[REQUIRED WORK]
Report each line of the data that includes the word "text".

**********

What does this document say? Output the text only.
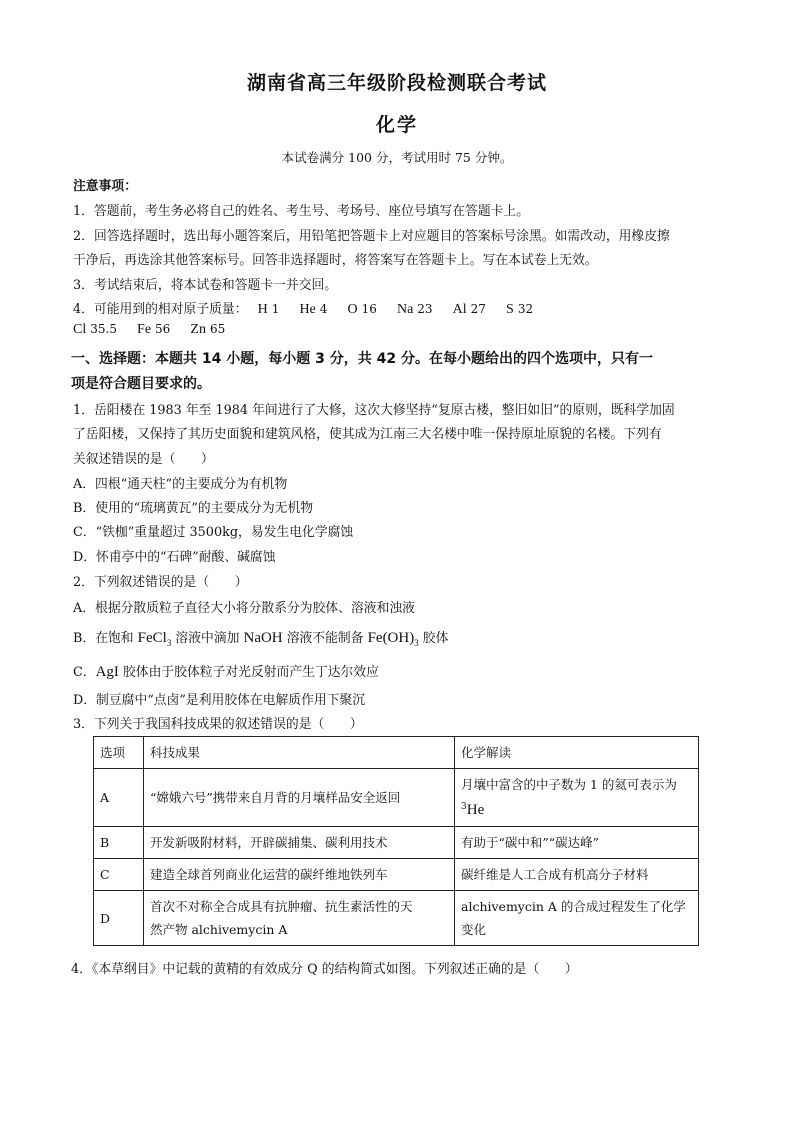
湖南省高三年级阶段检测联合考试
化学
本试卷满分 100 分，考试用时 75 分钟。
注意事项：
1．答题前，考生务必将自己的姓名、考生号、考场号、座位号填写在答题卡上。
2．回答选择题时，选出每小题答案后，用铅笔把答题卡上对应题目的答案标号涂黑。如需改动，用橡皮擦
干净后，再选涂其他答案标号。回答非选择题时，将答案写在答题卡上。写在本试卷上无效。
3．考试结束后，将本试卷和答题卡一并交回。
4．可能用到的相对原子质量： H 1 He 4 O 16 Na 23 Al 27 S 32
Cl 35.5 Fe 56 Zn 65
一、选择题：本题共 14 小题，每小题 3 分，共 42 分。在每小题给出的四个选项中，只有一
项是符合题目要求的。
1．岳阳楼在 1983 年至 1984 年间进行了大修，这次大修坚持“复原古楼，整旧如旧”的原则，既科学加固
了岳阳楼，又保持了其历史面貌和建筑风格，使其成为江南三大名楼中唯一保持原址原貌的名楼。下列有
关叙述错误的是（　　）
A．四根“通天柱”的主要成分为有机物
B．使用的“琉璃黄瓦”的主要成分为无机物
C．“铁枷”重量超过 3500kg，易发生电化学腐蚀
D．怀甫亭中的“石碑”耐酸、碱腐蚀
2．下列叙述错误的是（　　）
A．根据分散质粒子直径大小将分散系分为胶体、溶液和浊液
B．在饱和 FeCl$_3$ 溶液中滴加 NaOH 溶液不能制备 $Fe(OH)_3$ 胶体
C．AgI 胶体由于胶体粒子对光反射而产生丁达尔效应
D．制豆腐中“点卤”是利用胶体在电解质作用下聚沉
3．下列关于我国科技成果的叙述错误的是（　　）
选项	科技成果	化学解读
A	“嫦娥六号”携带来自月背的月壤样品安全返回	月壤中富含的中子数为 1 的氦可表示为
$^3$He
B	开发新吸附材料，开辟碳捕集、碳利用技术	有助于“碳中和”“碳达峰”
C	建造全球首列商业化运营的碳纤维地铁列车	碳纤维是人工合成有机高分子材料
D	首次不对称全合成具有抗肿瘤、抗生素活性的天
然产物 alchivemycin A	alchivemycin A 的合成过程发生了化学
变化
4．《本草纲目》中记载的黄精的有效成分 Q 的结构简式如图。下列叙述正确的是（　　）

**********

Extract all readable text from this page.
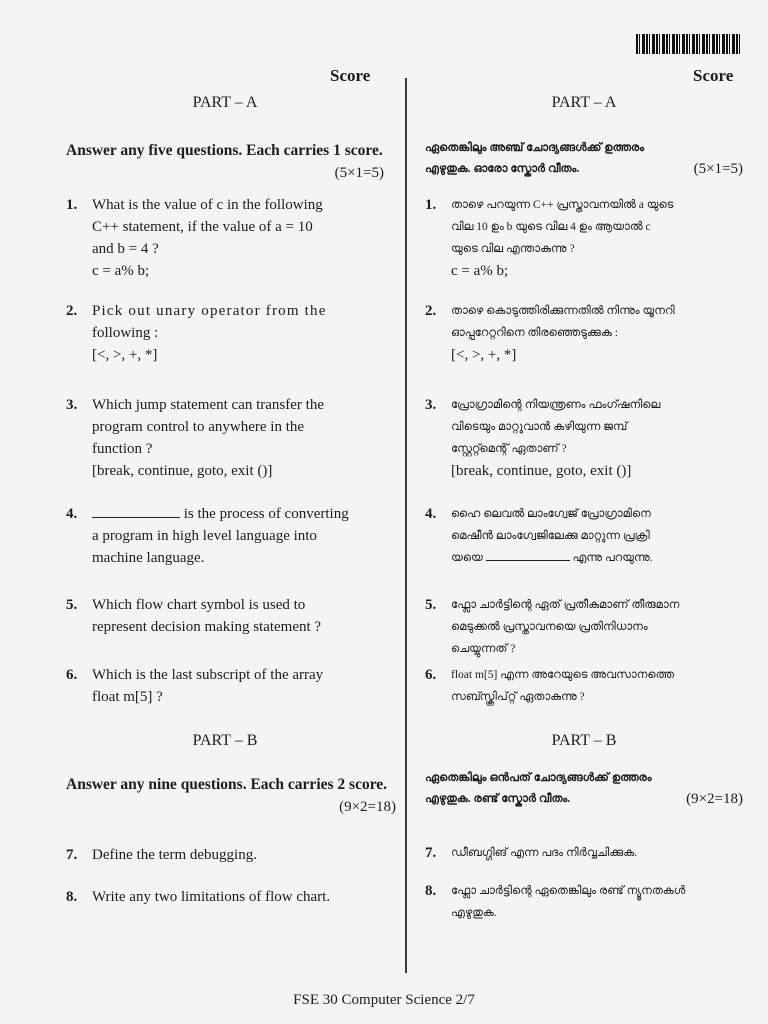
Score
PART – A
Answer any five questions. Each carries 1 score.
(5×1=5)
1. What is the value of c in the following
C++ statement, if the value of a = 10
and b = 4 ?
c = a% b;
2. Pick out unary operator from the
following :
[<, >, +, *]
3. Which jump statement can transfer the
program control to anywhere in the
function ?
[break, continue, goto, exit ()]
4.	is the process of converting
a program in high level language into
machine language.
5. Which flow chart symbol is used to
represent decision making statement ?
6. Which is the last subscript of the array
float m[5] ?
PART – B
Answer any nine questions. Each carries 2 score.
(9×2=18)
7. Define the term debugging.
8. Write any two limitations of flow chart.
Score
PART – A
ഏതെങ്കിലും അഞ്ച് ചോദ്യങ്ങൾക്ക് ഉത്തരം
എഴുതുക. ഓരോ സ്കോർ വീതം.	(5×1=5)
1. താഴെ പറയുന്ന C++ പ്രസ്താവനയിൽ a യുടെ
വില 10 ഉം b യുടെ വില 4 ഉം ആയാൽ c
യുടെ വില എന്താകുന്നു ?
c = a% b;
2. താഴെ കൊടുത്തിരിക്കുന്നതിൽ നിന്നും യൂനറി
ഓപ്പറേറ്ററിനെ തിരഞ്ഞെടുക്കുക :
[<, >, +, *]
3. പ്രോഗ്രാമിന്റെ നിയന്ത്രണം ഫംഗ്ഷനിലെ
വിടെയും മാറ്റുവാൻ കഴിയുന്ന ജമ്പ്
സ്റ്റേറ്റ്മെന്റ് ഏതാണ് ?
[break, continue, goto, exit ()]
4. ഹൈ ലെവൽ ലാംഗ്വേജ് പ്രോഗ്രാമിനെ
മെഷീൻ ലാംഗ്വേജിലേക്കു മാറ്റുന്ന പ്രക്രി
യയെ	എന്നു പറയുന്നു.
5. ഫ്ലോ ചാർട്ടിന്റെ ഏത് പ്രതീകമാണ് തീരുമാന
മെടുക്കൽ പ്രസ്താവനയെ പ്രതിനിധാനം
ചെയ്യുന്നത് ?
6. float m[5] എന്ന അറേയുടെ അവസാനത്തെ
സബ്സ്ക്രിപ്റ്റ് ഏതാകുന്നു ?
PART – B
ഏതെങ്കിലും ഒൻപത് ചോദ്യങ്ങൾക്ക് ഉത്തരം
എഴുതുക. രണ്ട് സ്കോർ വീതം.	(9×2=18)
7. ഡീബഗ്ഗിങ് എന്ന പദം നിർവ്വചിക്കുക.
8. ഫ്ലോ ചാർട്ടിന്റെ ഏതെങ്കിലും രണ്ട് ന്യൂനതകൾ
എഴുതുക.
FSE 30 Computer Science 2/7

**********

[WRITTEN ANSWER]
What does this document say? Output the text only.
Extract all readable text from this page.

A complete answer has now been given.